-- Extracted records start --
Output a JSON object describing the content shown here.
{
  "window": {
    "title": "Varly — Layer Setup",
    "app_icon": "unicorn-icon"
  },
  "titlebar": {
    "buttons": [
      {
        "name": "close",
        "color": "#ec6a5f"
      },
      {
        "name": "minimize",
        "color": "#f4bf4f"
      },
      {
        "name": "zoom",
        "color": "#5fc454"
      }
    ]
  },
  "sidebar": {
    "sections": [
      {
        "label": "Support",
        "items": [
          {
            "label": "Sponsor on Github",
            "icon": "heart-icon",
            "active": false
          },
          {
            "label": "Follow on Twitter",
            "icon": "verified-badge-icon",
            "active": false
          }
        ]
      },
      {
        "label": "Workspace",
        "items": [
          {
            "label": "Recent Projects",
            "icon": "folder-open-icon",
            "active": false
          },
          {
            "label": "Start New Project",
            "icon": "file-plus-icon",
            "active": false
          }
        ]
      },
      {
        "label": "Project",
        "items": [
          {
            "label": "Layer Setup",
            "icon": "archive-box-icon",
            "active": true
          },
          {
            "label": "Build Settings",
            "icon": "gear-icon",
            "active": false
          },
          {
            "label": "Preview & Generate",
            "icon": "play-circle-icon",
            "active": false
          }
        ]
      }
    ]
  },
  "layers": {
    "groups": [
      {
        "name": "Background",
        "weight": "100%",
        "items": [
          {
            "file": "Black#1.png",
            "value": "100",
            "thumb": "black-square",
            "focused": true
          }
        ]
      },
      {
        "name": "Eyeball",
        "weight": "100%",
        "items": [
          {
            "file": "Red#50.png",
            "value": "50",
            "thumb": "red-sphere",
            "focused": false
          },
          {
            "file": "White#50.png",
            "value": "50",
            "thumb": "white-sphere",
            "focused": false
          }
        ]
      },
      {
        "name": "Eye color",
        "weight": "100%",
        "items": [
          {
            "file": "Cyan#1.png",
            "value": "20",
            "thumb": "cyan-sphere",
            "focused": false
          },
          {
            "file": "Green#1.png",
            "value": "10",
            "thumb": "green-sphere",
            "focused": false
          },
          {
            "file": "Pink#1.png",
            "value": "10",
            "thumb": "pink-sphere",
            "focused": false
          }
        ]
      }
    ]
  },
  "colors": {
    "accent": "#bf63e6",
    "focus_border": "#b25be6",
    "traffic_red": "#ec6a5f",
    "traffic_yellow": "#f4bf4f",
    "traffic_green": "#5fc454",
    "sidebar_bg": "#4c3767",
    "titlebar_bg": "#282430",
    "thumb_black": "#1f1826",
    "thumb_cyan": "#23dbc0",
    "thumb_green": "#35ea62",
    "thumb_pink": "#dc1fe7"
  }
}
-- Extracted records end --
* **The request**:
Collect from the data above every line that includes "Setup".

* **Final answer**:
    "title": "Varly — Layer Setup",
            "label": "Layer Setup",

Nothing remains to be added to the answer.